- _TASK 1_:
Rewrite the records, beginning at the line that has "legend-boundary-label: 0.0 —" and stopping after the line that has "footer-mean-label: (mean) lon:0..357.5". Replace "x-tick-label" with "x-axis-tick" and keep everything else the same.
*** EXTRACT PROVIDED ***
Doing something unconventional - Destination Reception. Breaking from tradition.

Nicole, on July 21, 2021 at 1:52 PM Posted in Planning 0 4

Hello!

So, I'm having a slight issue planning my wedding dated for 2022.

Little backstory...

I have been engaged for 4 years (I'm a very busy lady!) and now that my life is right where I need it to be I'm ready to start planning my wedding. I had slowly looked into wedding planning throughout the years and had noticed that I could never seem to make anybody happy who was helping me to plan everything out. I wanted to have a destination wedding - Groom's family didn't want that. Wanted to do a semi-destination wedding (3 hours away), my older family members didn't want to do that, yet, they were ok with the other destination idea...

I'm at the point where I don't care about anyone's opinions anymore and my motto is, "If you don't like it, don't go." We'd rather not have them if they're not simply enjoying the day with us.

So, Groom and I have decided we were going to really solidify that motto and focus on what makes us happy and celebrate with the people who want to support us while keeping in mind our family's concerns. We are having a destination reception (DR). As I have been told and have seen, this is a very unusual concept and I was met with a lot of criticism. Naturally, having a DR is a little more work, but I think it's so much more fun!

The Plan...
***
- _TASK 2_:
Answer yes or no for each statement about the wedding planning post, quoting the words from the post that decide it. (a) The writer has been engaged for four years. (b) The groom's family wanted a destination wedding. (c) The semi-destination wedding would have been three hours away.
*** EXERCISE MATERIALS ***
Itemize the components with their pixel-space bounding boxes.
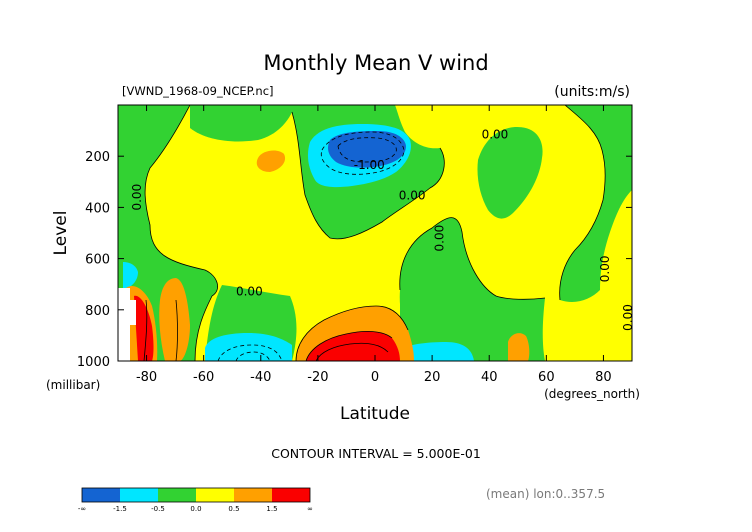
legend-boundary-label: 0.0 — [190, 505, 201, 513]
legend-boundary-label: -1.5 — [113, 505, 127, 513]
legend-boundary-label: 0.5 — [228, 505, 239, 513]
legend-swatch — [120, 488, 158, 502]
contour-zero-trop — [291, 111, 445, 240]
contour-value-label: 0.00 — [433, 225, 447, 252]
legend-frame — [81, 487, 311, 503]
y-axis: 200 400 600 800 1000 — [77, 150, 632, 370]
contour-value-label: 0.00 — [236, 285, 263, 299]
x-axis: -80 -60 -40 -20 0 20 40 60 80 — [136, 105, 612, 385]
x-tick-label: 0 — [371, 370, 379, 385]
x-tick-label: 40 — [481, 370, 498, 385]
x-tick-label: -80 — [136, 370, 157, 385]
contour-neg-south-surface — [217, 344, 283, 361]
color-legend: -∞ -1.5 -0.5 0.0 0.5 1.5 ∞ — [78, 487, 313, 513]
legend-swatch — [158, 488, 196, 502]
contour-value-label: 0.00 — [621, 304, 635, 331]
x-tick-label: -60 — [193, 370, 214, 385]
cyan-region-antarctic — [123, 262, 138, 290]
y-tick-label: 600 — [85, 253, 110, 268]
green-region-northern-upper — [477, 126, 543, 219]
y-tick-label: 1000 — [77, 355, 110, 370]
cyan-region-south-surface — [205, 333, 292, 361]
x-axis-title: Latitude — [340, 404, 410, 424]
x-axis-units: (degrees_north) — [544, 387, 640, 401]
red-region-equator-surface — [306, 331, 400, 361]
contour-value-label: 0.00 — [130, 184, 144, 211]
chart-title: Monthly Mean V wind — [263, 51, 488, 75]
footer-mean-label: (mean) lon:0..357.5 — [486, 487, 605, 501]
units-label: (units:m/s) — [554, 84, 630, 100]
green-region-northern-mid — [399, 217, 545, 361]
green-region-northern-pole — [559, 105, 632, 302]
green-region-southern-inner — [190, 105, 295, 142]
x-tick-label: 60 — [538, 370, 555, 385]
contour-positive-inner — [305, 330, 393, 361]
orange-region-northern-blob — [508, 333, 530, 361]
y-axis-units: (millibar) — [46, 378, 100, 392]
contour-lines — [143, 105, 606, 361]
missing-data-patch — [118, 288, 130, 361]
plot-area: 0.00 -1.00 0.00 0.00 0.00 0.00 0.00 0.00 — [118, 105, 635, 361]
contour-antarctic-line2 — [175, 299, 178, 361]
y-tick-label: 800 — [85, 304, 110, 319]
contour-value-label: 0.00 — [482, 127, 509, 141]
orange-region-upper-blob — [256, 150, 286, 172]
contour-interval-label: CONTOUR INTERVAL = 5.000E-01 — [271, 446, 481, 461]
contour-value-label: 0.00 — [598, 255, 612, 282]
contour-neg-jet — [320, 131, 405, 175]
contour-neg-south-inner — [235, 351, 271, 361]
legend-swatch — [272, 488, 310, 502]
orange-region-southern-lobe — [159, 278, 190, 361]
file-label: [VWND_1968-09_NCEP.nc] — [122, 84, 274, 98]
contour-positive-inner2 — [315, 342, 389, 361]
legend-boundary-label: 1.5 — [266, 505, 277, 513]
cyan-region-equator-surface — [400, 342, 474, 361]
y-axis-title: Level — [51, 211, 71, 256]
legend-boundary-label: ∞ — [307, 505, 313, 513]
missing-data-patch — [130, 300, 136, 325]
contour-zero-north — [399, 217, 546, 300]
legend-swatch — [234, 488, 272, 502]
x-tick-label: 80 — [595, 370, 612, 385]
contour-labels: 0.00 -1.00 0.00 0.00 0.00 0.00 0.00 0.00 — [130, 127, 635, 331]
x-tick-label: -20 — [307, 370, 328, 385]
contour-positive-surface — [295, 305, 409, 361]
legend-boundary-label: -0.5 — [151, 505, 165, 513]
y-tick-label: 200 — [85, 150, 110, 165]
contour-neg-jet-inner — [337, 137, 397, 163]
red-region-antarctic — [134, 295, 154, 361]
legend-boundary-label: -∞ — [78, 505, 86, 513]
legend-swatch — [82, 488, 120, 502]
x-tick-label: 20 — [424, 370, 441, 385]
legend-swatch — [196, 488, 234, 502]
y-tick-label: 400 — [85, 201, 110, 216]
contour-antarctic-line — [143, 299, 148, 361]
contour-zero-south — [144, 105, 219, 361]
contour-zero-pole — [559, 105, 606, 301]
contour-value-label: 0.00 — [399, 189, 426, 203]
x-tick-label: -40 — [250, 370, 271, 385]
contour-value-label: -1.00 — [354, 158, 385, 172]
***
- _EXPECTED OUTPUT 1_:
legend-boundary-label: 0.0 — [190, 505, 201, 513]
legend-boundary-label: -1.5 — [113, 505, 127, 513]
legend-boundary-label: 0.5 — [228, 505, 239, 513]
legend-swatch — [120, 488, 158, 502]
contour-zero-trop — [291, 111, 445, 240]
contour-value-label: 0.00 — [433, 225, 447, 252]
legend-frame — [81, 487, 311, 503]
y-axis: 200 400 600 800 1000 — [77, 150, 632, 370]
contour-value-label: 0.00 — [236, 285, 263, 299]
x-axis: -80 -60 -40 -20 0 20 40 60 80 — [136, 105, 612, 385]
x-axis-tick: 0 — [371, 370, 379, 385]
x-axis-tick: 40 — [481, 370, 498, 385]
x-axis-tick: -80 — [136, 370, 157, 385]
contour-neg-south-surface — [217, 344, 283, 361]
color-legend: -∞ -1.5 -0.5 0.0 0.5 1.5 ∞ — [78, 487, 313, 513]
legend-swatch — [158, 488, 196, 502]
contour-value-label: 0.00 — [621, 304, 635, 331]
x-axis-tick: -60 — [193, 370, 214, 385]
cyan-region-antarctic — [123, 262, 138, 290]
y-tick-label: 600 — [85, 253, 110, 268]
green-region-northern-upper — [477, 126, 543, 219]
y-tick-label: 1000 — [77, 355, 110, 370]
cyan-region-south-surface — [205, 333, 292, 361]
x-axis-title: Latitude — [340, 404, 410, 424]
x-axis-units: (degrees_north) — [544, 387, 640, 401]
red-region-equator-surface — [306, 331, 400, 361]
contour-value-label: 0.00 — [130, 184, 144, 211]
chart-title: Monthly Mean V wind — [263, 51, 488, 75]
footer-mean-label: (mean) lon:0..357.5 — [486, 487, 605, 501]

- _EXPECTED OUTPUT 2_:
(a) Yes: "I have been engaged for 4 years"
(b) No: "I wanted to have a destination wedding - Groom's family didn't want that."
(c) Yes: "Wanted to do a semi-destination wedding (3 hours away)"